— START OF Provided data —
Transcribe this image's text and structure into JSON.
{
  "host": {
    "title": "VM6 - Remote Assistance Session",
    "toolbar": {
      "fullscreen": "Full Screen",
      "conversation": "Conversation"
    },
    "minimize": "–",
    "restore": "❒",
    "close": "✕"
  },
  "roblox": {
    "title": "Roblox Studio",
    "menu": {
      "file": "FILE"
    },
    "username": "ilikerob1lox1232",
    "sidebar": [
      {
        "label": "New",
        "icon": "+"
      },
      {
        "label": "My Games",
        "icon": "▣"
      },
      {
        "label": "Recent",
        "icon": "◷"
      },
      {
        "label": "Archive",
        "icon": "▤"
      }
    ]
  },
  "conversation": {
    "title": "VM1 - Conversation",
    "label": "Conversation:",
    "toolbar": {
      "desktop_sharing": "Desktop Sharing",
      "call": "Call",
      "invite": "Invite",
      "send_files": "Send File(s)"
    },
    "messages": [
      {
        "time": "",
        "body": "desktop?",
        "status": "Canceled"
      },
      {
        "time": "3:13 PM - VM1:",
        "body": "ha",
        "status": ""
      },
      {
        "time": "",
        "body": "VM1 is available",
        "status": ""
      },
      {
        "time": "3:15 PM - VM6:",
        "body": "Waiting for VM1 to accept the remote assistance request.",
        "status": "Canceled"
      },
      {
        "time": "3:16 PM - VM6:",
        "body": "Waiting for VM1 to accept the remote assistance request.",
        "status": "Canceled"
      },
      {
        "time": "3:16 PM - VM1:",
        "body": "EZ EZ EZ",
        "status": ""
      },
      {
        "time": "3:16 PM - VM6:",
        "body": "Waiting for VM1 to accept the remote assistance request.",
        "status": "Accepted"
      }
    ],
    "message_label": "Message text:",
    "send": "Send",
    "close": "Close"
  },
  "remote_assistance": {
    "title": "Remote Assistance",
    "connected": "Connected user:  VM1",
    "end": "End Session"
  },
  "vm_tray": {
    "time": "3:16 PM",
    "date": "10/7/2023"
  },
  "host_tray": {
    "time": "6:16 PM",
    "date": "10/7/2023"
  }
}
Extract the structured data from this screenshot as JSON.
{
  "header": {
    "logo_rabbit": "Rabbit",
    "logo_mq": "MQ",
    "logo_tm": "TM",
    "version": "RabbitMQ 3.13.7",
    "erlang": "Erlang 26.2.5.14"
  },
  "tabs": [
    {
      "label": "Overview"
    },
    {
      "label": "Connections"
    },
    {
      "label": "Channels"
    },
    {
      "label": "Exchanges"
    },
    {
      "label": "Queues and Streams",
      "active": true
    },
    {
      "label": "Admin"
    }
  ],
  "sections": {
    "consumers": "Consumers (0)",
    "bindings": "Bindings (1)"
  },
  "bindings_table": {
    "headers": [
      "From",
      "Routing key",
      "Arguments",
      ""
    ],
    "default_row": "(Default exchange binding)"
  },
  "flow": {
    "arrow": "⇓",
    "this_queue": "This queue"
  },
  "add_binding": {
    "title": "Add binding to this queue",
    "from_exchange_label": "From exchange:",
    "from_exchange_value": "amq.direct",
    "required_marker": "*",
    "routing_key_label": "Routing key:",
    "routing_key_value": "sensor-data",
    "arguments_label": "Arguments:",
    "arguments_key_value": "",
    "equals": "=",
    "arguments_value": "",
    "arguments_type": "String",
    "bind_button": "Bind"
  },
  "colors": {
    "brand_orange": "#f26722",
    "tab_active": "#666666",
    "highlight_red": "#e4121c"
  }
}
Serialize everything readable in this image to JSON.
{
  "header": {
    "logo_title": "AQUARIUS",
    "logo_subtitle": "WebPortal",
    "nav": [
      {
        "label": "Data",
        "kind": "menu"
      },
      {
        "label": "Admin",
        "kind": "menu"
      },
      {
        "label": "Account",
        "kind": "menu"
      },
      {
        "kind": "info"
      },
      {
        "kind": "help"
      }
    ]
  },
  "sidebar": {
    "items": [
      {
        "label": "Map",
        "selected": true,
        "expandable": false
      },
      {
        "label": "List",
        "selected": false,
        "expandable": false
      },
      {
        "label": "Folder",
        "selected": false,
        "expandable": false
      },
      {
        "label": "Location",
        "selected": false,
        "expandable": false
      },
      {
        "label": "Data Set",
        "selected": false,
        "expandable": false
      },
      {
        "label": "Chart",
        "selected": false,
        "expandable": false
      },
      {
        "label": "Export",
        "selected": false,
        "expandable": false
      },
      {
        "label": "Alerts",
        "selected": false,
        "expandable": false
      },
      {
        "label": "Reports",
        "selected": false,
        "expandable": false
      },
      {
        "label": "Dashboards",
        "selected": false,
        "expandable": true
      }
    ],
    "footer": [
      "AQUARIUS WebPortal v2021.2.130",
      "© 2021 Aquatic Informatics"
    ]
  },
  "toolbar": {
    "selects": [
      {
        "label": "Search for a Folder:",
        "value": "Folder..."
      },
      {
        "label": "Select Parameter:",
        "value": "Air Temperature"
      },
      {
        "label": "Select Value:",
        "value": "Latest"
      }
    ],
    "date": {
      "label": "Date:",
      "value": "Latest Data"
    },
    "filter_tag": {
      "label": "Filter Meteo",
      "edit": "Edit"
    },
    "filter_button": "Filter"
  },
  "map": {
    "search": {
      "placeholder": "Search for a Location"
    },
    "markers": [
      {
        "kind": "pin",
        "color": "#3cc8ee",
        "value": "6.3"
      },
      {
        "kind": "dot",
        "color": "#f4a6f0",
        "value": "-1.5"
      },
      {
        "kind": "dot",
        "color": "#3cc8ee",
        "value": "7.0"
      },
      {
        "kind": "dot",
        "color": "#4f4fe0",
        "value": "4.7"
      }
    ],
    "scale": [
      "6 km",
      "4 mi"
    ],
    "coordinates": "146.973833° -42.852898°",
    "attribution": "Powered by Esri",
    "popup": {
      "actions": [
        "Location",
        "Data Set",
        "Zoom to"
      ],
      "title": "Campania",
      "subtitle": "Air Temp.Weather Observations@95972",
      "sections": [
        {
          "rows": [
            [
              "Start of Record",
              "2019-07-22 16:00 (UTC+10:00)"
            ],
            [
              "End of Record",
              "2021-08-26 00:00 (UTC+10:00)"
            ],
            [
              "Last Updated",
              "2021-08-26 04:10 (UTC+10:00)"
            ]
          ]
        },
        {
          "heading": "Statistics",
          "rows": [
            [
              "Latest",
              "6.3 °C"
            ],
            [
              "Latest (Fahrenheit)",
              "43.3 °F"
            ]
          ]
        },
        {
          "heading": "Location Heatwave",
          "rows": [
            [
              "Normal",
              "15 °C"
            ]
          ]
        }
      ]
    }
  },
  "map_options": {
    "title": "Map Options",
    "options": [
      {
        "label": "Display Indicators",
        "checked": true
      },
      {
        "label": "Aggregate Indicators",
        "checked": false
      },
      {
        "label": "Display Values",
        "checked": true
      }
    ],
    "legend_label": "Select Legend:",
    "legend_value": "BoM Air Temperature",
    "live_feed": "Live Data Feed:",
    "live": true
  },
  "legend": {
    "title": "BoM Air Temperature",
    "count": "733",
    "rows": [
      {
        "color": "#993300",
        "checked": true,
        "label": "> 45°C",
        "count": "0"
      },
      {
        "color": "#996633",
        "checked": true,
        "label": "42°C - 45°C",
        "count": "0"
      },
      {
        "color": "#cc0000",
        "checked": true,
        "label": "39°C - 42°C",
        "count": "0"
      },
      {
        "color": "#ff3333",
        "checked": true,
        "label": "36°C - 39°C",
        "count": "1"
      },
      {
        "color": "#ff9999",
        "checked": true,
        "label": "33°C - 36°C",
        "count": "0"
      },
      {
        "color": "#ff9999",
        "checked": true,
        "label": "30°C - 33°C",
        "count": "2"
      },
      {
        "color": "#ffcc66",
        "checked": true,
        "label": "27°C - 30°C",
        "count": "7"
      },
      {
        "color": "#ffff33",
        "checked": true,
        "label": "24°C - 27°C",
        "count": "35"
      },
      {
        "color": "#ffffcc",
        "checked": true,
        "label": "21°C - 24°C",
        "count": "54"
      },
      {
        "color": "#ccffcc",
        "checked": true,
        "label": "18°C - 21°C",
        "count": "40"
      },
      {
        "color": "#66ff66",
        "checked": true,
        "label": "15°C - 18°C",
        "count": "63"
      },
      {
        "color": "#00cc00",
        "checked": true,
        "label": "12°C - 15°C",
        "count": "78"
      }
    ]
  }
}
— END OF Provided data —
__Given request__
Pull out each line of the records holding the string "Session".

__Result of this task__
    "title": "VM6 - Remote Assistance Session",
    "end": "End Session"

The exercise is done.